Read the records below. Copy each line where the string "appentis" occurs.
## begin Material for this exercise
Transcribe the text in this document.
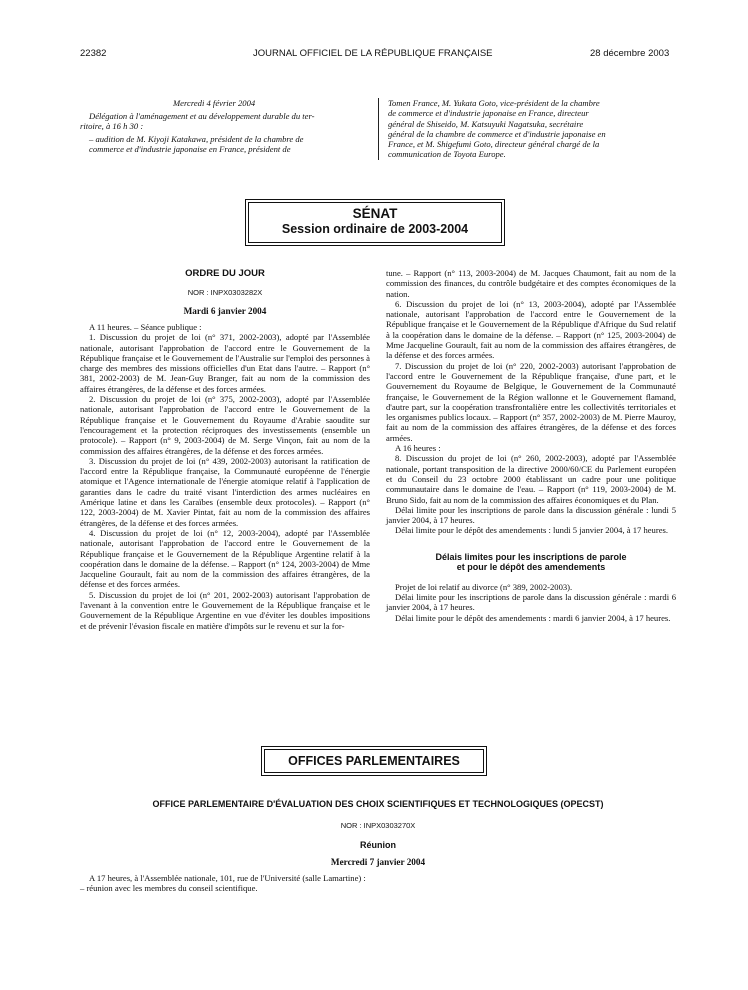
22382	JOURNAL OFFICIEL DE LA RÉPUBLIQUE FRANÇAISE	28 décembre 2003
Mercredi 4 février 2004
Délégation à l'aménagement et au développement durable du ter-
ritoire, à 16 h 30 :
– audition de M. Kiyoji Katakawa, président de la chambre de
commerce et d'industrie japonaise en France, président de
Tomen France, M. Yukata Goto, vice-président de la chambre
de commerce et d'industrie japonaise en France, directeur
général de Shiseido, M. Katsuyuki Nagatsuka, secrétaire
général de la chambre de commerce et d'industrie japonaise en
France, et M. Shigefumi Goto, directeur général chargé de la
communication de Toyota Europe.
SÉNAT
Session ordinaire de 2003-2004
ORDRE DU JOUR
NOR : INPX0303282X
Mardi 6 janvier 2004
A 11 heures. – Séance publique :
1. Discussion du projet de loi (n° 371, 2002-2003), adopté par l'Assemblée nationale, autorisant l'approbation de l'accord entre le Gouvernement de la République française et le Gouvernement de l'Australie sur l'emploi des personnes à charge des membres des missions officielles d'un Etat dans l'autre. – Rapport (n° 381, 2002-2003) de M. Jean-Guy Branger, fait au nom de la commission des affaires étrangères, de la défense et des forces armées.
2. Discussion du projet de loi (n° 375, 2002-2003), adopté par l'Assemblée nationale, autorisant l'approbation de l'accord entre le Gouvernement de la République française et le Gouvernement du Royaume d'Arabie saoudite sur l'encouragement et la protection réciproques des investissements (ensemble un protocole). – Rapport (n° 9, 2003-2004) de M. Serge Vinçon, fait au nom de la commission des affaires étrangères, de la défense et des forces armées.
3. Discussion du projet de loi (n° 439, 2002-2003) autorisant la ratification de l'accord entre la République française, la Communauté européenne de l'énergie atomique et l'Agence internationale de l'énergie atomique relatif à l'application de garanties dans le cadre du traité visant l'interdiction des armes nucléaires en Amérique latine et dans les Caraïbes (ensemble deux protocoles). – Rapport (n° 122, 2003-2004) de M. Xavier Pintat, fait au nom de la commission des affaires étrangères, de la défense et des forces armées.
4. Discussion du projet de loi (n° 12, 2003-2004), adopté par l'Assemblée nationale, autorisant l'approbation de l'accord entre le Gouvernement de la République française et le Gouvernement de la République Argentine relatif à la coopération dans le domaine de la défense. – Rapport (n° 124, 2003-2004) de Mme Jacqueline Gourault, fait au nom de la commission des affaires étrangères, de la défense et des forces armées.
5. Discussion du projet de loi (n° 201, 2002-2003) autorisant l'approbation de l'avenant à la convention entre le Gouvernement de la République française et le Gouvernement de la République Argentine en vue d'éviter les doubles impositions et de prévenir l'évasion fiscale en matière d'impôts sur le revenu et sur la for-
tune. – Rapport (n° 113, 2003-2004) de M. Jacques Chaumont, fait au nom de la commission des finances, du contrôle budgétaire et des comptes économiques de la nation.
6. Discussion du projet de loi (n° 13, 2003-2004), adopté par l'Assemblée nationale, autorisant l'approbation de l'accord entre le Gouvernement de la République française et le Gouvernement de la République d'Afrique du Sud relatif à la coopération dans le domaine de la défense. – Rapport (n° 125, 2003-2004) de Mme Jacqueline Gourault, fait au nom de la commission des affaires étrangères, de la défense et des forces armées.
7. Discussion du projet de loi (n° 220, 2002-2003) autorisant l'approbation de l'accord entre le Gouvernement de la République française, d'une part, et le Gouvernement du Royaume de Belgique, le Gouvernement de la Communauté française, le Gouvernement de la Région wallonne et le Gouvernement flamand, d'autre part, sur la coopération transfrontalière entre les collectivités territoriales et les organismes publics locaux. – Rapport (n° 357, 2002-2003) de M. Pierre Mauroy, fait au nom de la commission des affaires étrangères, de la défense et des forces armées.
A 16 heures :
8. Discussion du projet de loi (n° 260, 2002-2003), adopté par l'Assemblée nationale, portant transposition de la directive 2000/60/CE du Parlement européen et du Conseil du 23 octobre 2000 établissant un cadre pour une politique communautaire dans le domaine de l'eau. – Rapport (n° 119, 2003-2004) de M. Bruno Sido, fait au nom de la commission des affaires économiques et du Plan.
Délai limite pour les inscriptions de parole dans la discussion générale : lundi 5 janvier 2004, à 17 heures.
Délai limite pour le dépôt des amendements : lundi 5 janvier 2004, à 17 heures.
Délais limites pour les inscriptions de parole
et pour le dépôt des amendements
Projet de loi relatif au divorce (n° 389, 2002-2003).
Délai limite pour les inscriptions de parole dans la discussion générale : mardi 6 janvier 2004, à 17 heures.
Délai limite pour le dépôt des amendements : mardi 6 janvier 2004, à 17 heures.
OFFICES PARLEMENTAIRES
OFFICE PARLEMENTAIRE D'ÉVALUATION DES CHOIX SCIENTIFIQUES ET TECHNOLOGIQUES (OPECST)
NOR : INPX0303270X
Réunion
Mercredi 7 janvier 2004
A 17 heures, à l'Assemblée nationale, 101, rue de l'Université (salle Lamartine) :
– réunion avec les membres du conseil scientifique.
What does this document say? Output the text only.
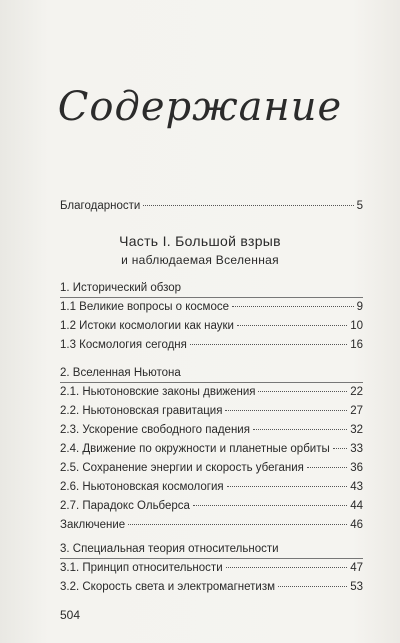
Содержание
Благодарности	5
Часть I. Большой взрыв
и наблюдаемая Вселенная
1. Исторический обзор
1.1 Великие вопросы о космосе	9
1.2 Истоки космологии как науки	10
1.3 Космология сегодня	16
2. Вселенная Ньютона
2.1. Ньютоновские законы движения	22
2.2. Ньютоновская гравитация	27
2.3. Ускорение свободного падения	32
2.4. Движение по окружности и планетные орбиты 33
2.5. Сохранение энергии и скорость убегания	36
2.6. Ньютоновская космология	43
2.7. Парадокс Ольберса	44
Заключение	46
3. Специальная теория относительности
3.1. Принцип относительности	47
3.2. Скорость света и электромагнетизм	53
504
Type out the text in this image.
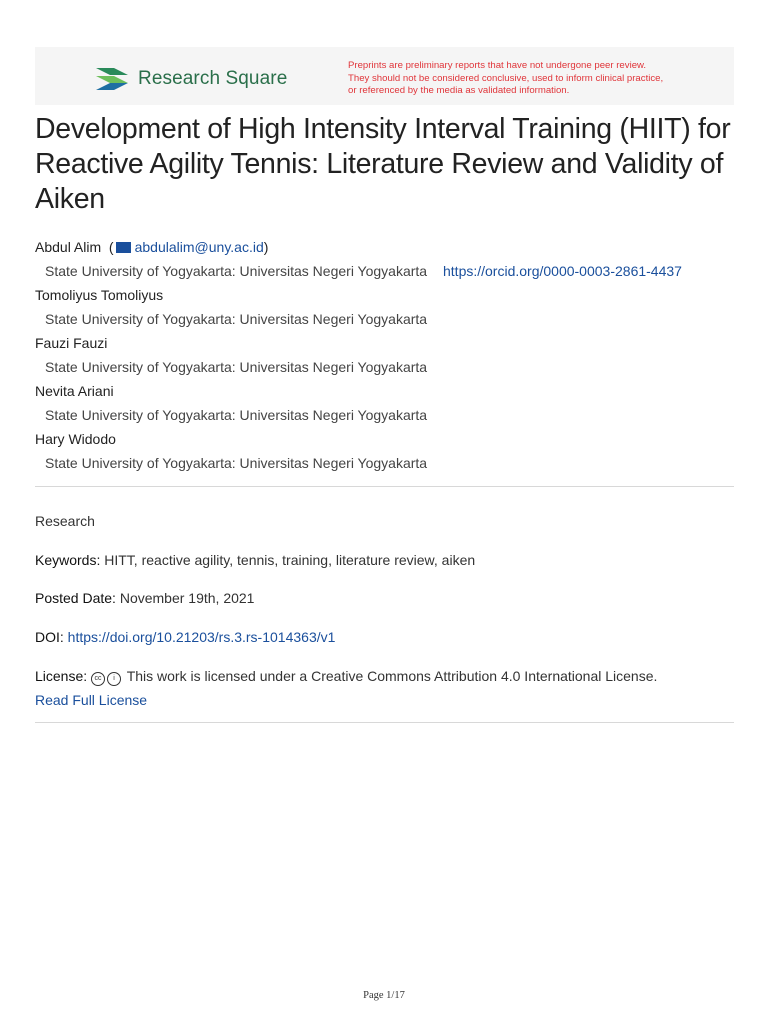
Research Square
Preprints are preliminary reports that have not undergone peer review.
They should not be considered conclusive, used to inform clinical practice,
or referenced by the media as validated information.
Development of High Intensity Interval Training (HIIT) for Reactive Agility Tennis: Literature Review and Validity of Aiken
Abdul Alim  ( abdulalim@uny.ac.id)
State University of Yogyakarta: Universitas Negeri Yogyakarta https://orcid.org/0000-0003-2861-4437
Tomoliyus Tomoliyus
State University of Yogyakarta: Universitas Negeri Yogyakarta
Fauzi Fauzi
State University of Yogyakarta: Universitas Negeri Yogyakarta
Nevita Ariani
State University of Yogyakarta: Universitas Negeri Yogyakarta
Hary Widodo
State University of Yogyakarta: Universitas Negeri Yogyakarta
Research
Keywords: HITT, reactive agility, tennis, training, literature review, aiken
Posted Date: November 19th, 2021
DOI: https://doi.org/10.21203/rs.3.rs-1014363/v1
License: cc i This work is licensed under a Creative Commons Attribution 4.0 International License.
Read Full License
Page 1/17
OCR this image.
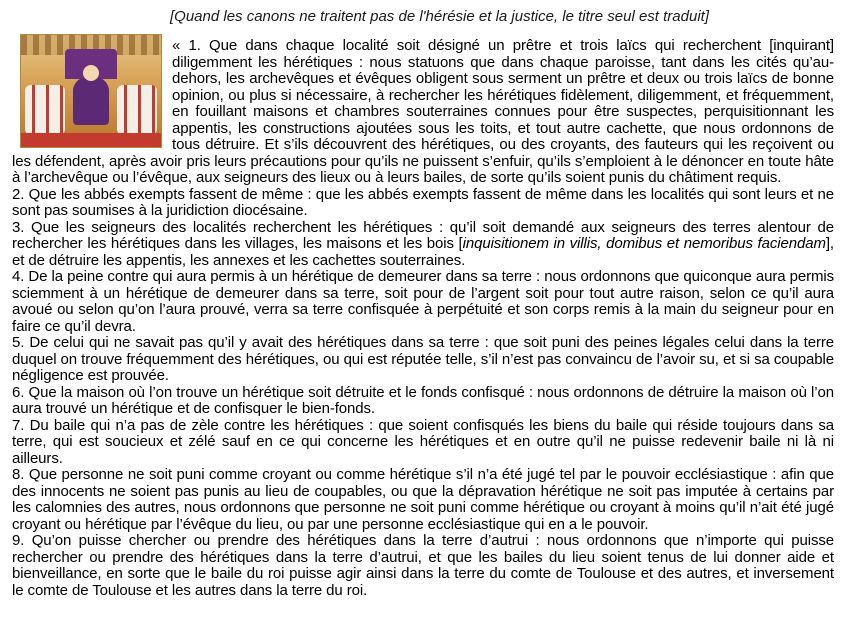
[Quand les canons ne traitent pas de l'hérésie et la justice, le titre seul est traduit]

« 1. Que dans chaque localité soit désigné un prêtre et trois laïcs qui recherchent [inquirant] diligemment les hérétiques : nous statuons que dans chaque paroisse, tant dans les cités qu’au-dehors, les archevêques et évêques obligent sous serment un prêtre et deux ou trois laïcs de bonne opinion, ou plus si nécessaire, à rechercher les hérétiques fidèlement, diligemment, et fréquemment, en fouillant maisons et chambres souterraines connues pour être suspectes, perquisitionnant les appentis, les constructions ajoutées sous les toits, et tout autre cachette, que nous ordonnons de tous détruire. Et s’ils découvrent des hérétiques, ou des croyants, des fauteurs qui les reçoivent ou les défendent, après avoir pris leurs précautions pour qu’ils ne puissent s’enfuir, qu’ils s’emploient à le dénoncer en toute hâte à l’archevêque ou l’évêque, aux seigneurs des lieux ou à leurs bailes, de sorte qu’ils soient punis du châtiment requis.

2. Que les abbés exempts fassent de même : que les abbés exempts fassent de même dans les localités qui sont leurs et ne sont pas soumises à la juridiction diocésaine.

3. Que les seigneurs des localités recherchent les hérétiques : qu’il soit demandé aux seigneurs des terres alentour de rechercher les hérétiques dans les villages, les maisons et les bois [inquisitionem in villis, domibus et nemoribus faciendam], et de détruire les appentis, les annexes et les cachettes souterraines.

4. De la peine contre qui aura permis à un hérétique de demeurer dans sa terre : nous ordonnons que quiconque aura permis sciemment à un hérétique de demeurer dans sa terre, soit pour de l’argent soit pour tout autre raison, selon ce qu’il aura avoué ou selon qu’on l’aura prouvé, verra sa terre confisquée à perpétuité et son corps remis à la main du seigneur pour en faire ce qu’il devra.

5. De celui qui ne savait pas qu’il y avait des hérétiques dans sa terre : que soit puni des peines légales celui dans la terre duquel on trouve fréquemment des hérétiques, ou qui est réputée telle, s’il n’est pas convaincu de l’avoir su, et si sa coupable négligence est prouvée.

6. Que la maison où l’on trouve un hérétique soit détruite et le fonds confisqué : nous ordonnons de détruire la maison où l’on aura trouvé un hérétique et de confisquer le bien-fonds.

7. Du baile qui n’a pas de zèle contre les hérétiques : que soient confisqués les biens du baile qui réside toujours dans sa terre, qui est soucieux et zélé sauf en ce qui concerne les hérétiques et en outre qu’il ne puisse redevenir baile ni là ni ailleurs.

8. Que personne ne soit puni comme croyant ou comme hérétique s’il n’a été jugé tel par le pouvoir ecclésiastique : afin que des innocents ne soient pas punis au lieu de coupables, ou que la dépravation hérétique ne soit pas imputée à certains par les calomnies des autres, nous ordonnons que personne ne soit puni comme hérétique ou croyant à moins qu’il n’ait été jugé croyant ou hérétique par l’évêque du lieu, ou par une personne ecclésiastique qui en a le pouvoir.

9. Qu’on puisse chercher ou prendre des hérétiques dans la terre d’autrui : nous ordonnons que n’importe qui puisse rechercher ou prendre des hérétiques dans la terre d’autrui, et que les bailes du lieu soient tenus de lui donner aide et bienveillance, en sorte que le baile du roi puisse agir ainsi dans la terre du comte de Toulouse et des autres, et inversement le comte de Toulouse et les autres dans la terre du roi.
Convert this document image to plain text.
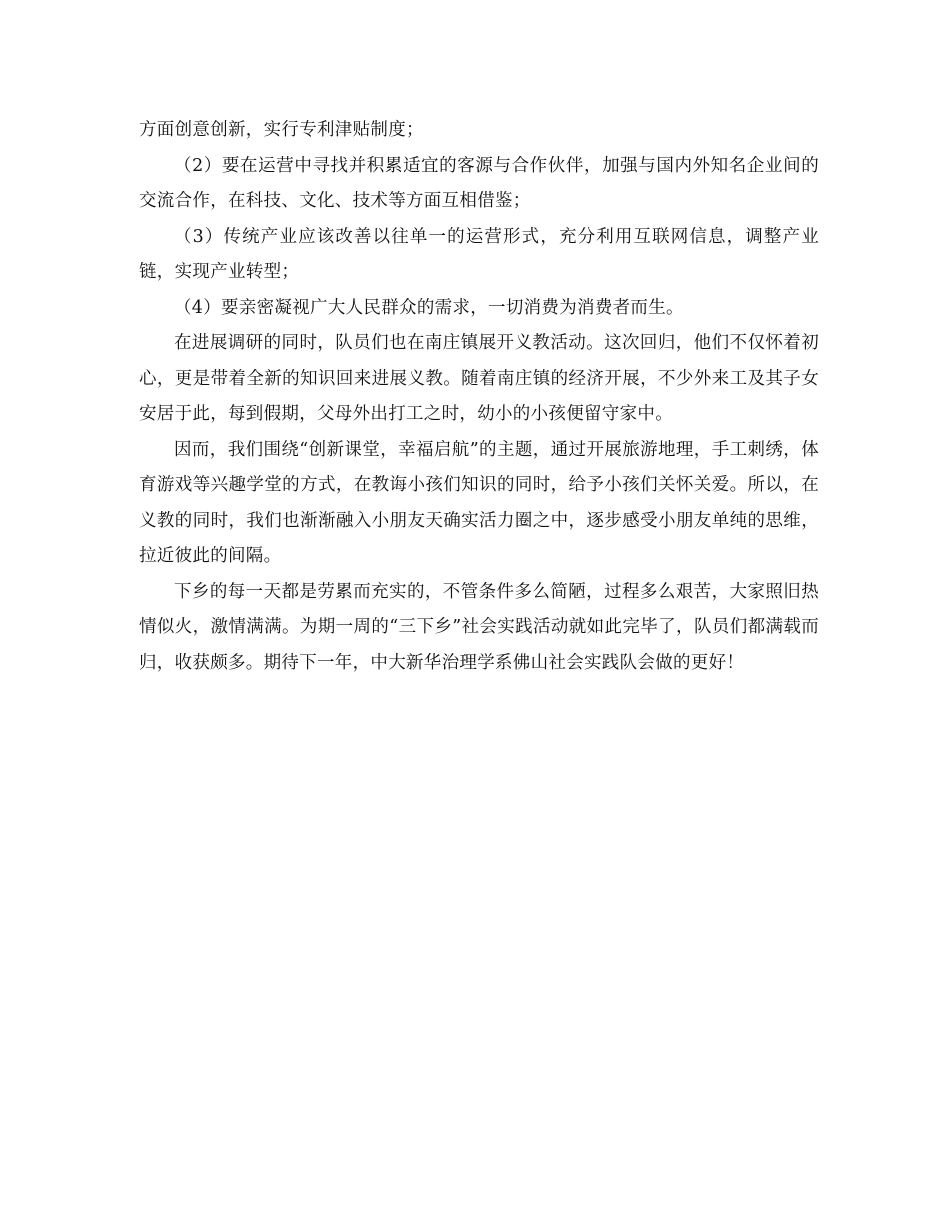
方面创意创新，实行专利津贴制度；

（2）要在运营中寻找并积累适宜的客源与合作伙伴，加强与国内外知名企业间的交流合作，在科技、文化、技术等方面互相借鉴；

（3）传统产业应该改善以往单一的运营形式，充分利用互联网信息，调整产业链，实现产业转型；

（4）要亲密凝视广大人民群众的需求，一切消费为消费者而生。

在进展调研的同时，队员们也在南庄镇展开义教活动。这次回归，他们不仅怀着初心，更是带着全新的知识回来进展义教。随着南庄镇的经济开展，不少外来工及其子女安居于此，每到假期，父母外出打工之时，幼小的小孩便留守家中。

因而，我们围绕“创新课堂，幸福启航”的主题，通过开展旅游地理，手工刺绣，体育游戏等兴趣学堂的方式，在教诲小孩们知识的同时，给予小孩们关怀关爱。所以，在义教的同时，我们也渐渐融入小朋友天确实活力圈之中，逐步感受小朋友单纯的思维，拉近彼此的间隔。

下乡的每一天都是劳累而充实的，不管条件多么简陋，过程多么艰苦，大家照旧热情似火，激情满满。为期一周的“三下乡”社会实践活动就如此完毕了，队员们都满载而归，收获颇多。期待下一年，中大新华治理学系佛山社会实践队会做的更好！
## end Material for this exercise
● **Output of the task**
« 1. Que dans chaque localité soit désigné un prêtre et trois laïcs qui recherchent [inquirant] diligemment les hérétiques : nous statuons que dans chaque paroisse, tant dans les cités qu’au-dehors, les archevêques et évêques obligent sous serment un prêtre et deux ou trois laïcs de bonne opinion, ou plus si nécessaire, à rechercher les hérétiques fidèlement, diligemment, et fréquemment, en fouillant maisons et chambres souterraines connues pour être suspectes, perquisitionnant les appentis, les constructions ajoutées sous les toits, et tout autre cachette, que nous ordonnons de tous détruire. Et s’ils découvrent des hérétiques, ou des croyants, des fauteurs qui les reçoivent ou les défendent, après avoir pris leurs précautions pour qu’ils ne puissent s’enfuir, qu’ils s’emploient à le dénoncer en toute hâte à l’archevêque ou l’évêque, aux seigneurs des lieux ou à leurs bailes, de sorte qu’ils soient punis du châtiment requis.
3. Que les seigneurs des localités recherchent les hérétiques : qu’il soit demandé aux seigneurs des terres alentour de rechercher les hérétiques dans les villages, les maisons et les bois [inquisitionem in villis, domibus et nemoribus faciendam], et de détruire les appentis, les annexes et les cachettes souterraines.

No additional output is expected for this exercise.